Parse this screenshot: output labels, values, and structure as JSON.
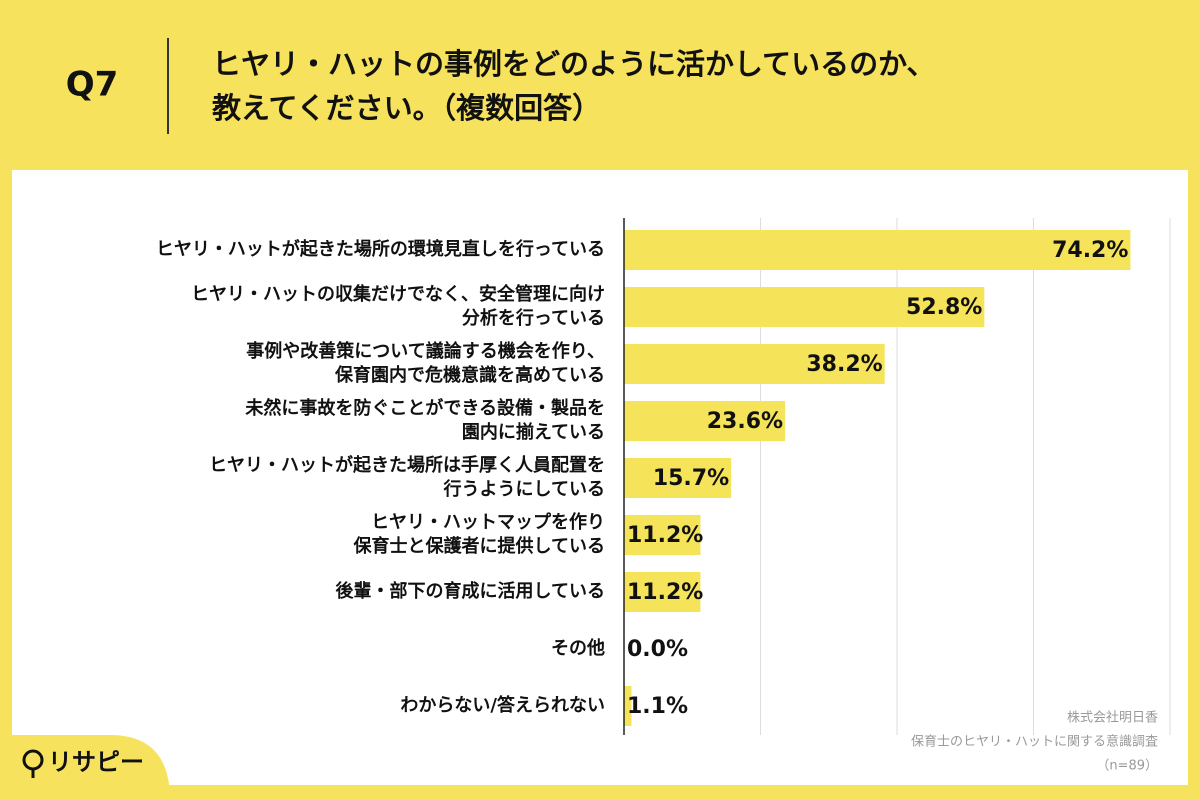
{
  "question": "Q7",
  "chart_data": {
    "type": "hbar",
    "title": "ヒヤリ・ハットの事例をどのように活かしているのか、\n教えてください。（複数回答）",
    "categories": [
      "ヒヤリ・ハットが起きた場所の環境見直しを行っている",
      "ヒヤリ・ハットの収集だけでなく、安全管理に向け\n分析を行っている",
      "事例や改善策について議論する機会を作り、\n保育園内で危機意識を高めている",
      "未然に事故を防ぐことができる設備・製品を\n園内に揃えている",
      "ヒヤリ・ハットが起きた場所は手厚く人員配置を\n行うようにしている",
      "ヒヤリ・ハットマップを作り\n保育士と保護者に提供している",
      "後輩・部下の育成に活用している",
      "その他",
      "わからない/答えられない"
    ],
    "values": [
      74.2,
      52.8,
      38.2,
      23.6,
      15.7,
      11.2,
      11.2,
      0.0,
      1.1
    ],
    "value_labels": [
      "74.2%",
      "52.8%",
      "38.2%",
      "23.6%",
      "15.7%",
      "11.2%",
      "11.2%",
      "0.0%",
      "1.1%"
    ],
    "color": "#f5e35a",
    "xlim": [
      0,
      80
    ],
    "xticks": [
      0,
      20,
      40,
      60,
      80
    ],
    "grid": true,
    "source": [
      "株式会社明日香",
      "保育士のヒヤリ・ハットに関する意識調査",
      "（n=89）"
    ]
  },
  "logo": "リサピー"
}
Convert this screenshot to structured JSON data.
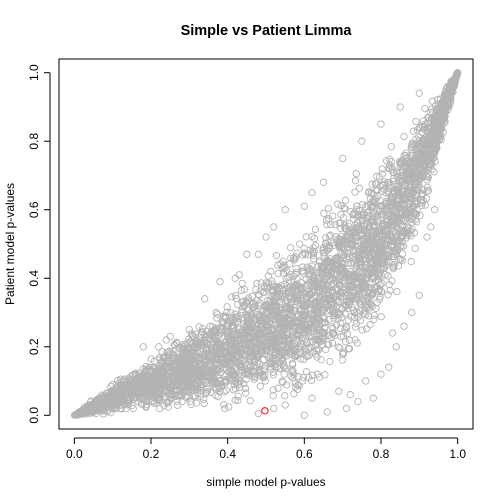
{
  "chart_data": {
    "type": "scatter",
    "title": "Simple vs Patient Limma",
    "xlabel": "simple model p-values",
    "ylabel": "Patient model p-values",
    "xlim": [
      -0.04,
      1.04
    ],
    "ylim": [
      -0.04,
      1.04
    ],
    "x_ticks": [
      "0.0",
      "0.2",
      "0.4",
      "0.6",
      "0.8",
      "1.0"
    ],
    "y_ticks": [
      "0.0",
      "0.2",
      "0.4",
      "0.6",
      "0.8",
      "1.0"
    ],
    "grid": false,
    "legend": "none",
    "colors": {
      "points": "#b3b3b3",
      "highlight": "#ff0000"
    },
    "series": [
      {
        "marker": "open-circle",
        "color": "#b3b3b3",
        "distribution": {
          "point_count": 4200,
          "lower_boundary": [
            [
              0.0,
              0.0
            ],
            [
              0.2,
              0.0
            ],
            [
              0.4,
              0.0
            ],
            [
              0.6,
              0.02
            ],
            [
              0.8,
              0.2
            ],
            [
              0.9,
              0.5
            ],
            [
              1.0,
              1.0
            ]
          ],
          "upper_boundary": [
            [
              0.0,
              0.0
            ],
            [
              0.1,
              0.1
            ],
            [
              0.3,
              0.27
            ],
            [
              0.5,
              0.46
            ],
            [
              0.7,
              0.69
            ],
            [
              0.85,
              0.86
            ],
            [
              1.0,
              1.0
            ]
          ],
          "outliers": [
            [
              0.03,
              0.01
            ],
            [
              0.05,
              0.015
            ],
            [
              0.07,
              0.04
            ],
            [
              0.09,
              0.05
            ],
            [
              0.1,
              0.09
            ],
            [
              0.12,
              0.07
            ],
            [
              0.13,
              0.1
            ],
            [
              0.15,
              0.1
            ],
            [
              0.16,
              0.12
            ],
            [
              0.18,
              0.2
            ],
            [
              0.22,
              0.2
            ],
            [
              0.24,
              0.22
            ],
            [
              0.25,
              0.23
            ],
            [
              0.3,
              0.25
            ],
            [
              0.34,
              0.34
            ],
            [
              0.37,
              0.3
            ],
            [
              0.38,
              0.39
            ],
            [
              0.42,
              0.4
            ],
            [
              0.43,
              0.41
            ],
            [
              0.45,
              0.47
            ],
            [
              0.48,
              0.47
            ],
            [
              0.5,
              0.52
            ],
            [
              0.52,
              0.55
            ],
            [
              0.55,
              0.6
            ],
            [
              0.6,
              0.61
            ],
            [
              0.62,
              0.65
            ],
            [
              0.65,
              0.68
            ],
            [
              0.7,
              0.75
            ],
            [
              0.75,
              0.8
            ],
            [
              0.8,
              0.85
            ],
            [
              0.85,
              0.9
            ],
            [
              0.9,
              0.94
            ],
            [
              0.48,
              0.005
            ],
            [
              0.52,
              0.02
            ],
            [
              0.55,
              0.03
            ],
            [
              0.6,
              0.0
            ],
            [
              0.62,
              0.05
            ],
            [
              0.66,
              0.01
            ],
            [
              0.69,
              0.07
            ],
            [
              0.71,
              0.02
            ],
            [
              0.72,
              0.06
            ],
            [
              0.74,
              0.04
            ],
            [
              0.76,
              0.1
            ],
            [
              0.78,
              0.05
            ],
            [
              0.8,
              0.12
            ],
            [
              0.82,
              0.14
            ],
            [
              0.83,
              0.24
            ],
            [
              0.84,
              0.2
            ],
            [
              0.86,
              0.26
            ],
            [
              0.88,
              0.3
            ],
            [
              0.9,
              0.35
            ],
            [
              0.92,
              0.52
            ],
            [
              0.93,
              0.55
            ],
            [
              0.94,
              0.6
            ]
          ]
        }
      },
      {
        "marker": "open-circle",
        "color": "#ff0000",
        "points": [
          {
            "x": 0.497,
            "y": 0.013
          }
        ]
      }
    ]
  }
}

*-*-*

EXERCISE DESCRIPTION: Looking at the records above, report how many lines contain the word "screenshot". Answer with the number only.

RESPONSE: 2